EXERCISE PROMPT:
Exactly as they stand, the data below are to be printed again.

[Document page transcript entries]
+-------+

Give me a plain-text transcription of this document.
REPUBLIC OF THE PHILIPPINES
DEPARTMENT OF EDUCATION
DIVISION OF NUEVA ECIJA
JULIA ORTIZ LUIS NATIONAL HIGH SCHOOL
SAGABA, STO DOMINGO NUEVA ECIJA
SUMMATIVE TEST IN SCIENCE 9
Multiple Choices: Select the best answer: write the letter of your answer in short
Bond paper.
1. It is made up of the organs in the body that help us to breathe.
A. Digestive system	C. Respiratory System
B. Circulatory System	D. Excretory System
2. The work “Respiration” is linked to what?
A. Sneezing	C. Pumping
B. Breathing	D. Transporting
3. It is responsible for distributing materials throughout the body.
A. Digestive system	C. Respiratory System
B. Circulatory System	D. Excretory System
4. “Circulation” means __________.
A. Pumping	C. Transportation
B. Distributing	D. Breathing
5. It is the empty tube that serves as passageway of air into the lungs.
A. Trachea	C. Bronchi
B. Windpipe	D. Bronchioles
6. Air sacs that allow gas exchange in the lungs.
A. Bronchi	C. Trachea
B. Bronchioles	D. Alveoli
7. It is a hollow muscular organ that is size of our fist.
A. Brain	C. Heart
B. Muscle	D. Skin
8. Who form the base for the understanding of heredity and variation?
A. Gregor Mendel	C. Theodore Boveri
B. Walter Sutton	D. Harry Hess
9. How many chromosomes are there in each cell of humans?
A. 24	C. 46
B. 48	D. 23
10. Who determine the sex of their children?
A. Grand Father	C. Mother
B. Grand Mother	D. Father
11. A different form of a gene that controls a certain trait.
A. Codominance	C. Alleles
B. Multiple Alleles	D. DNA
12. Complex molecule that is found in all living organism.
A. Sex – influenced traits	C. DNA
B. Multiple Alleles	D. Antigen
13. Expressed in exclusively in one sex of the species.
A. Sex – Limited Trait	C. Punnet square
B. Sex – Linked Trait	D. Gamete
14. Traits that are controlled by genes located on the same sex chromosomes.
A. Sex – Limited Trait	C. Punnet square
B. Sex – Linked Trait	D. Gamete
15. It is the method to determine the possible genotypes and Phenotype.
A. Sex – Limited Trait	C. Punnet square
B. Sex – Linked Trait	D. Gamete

+-------+

OUTPUT OF THE TASK:
Give me a plain-text transcription of this document.
REPUBLIC OF THE PHILIPPINES
DEPARTMENT OF EDUCATION
DIVISION OF NUEVA ECIJA
JULIA ORTIZ LUIS NATIONAL HIGH SCHOOL
SAGABA, STO DOMINGO NUEVA ECIJA
SUMMATIVE TEST IN SCIENCE 9
Multiple Choices: Select the best answer: write the letter of your answer in short
Bond paper.
1. It is made up of the organs in the body that help us to breathe.
A. Digestive system	C. Respiratory System
B. Circulatory System	D. Excretory System
2. The work “Respiration” is linked to what?
A. Sneezing	C. Pumping
B. Breathing	D. Transporting
3. It is responsible for distributing materials throughout the body.
A. Digestive system	C. Respiratory System
B. Circulatory System	D. Excretory System
4. “Circulation” means __________.
A. Pumping	C. Transportation
B. Distributing	D. Breathing
5. It is the empty tube that serves as passageway of air into the lungs.
A. Trachea	C. Bronchi
B. Windpipe	D. Bronchioles
6. Air sacs that allow gas exchange in the lungs.
A. Bronchi	C. Trachea
B. Bronchioles	D. Alveoli
7. It is a hollow muscular organ that is size of our fist.
A. Brain	C. Heart
B. Muscle	D. Skin
8. Who form the base for the understanding of heredity and variation?
A. Gregor Mendel	C. Theodore Boveri
B. Walter Sutton	D. Harry Hess
9. How many chromosomes are there in each cell of humans?
A. 24	C. 46
B. 48	D. 23
10. Who determine the sex of their children?
A. Grand Father	C. Mother
B. Grand Mother	D. Father
11. A different form of a gene that controls a certain trait.
A. Codominance	C. Alleles
B. Multiple Alleles	D. DNA
12. Complex molecule that is found in all living organism.
A. Sex – influenced traits	C. DNA
B. Multiple Alleles	D. Antigen
13. Expressed in exclusively in one sex of the species.
A. Sex – Limited Trait	C. Punnet square
B. Sex – Linked Trait	D. Gamete
14. Traits that are controlled by genes located on the same sex chromosomes.
A. Sex – Limited Trait	C. Punnet square
B. Sex – Linked Trait	D. Gamete
15. It is the method to determine the possible genotypes and Phenotype.
A. Sex – Limited Trait	C. Punnet square
B. Sex – Linked Trait	D. Gamete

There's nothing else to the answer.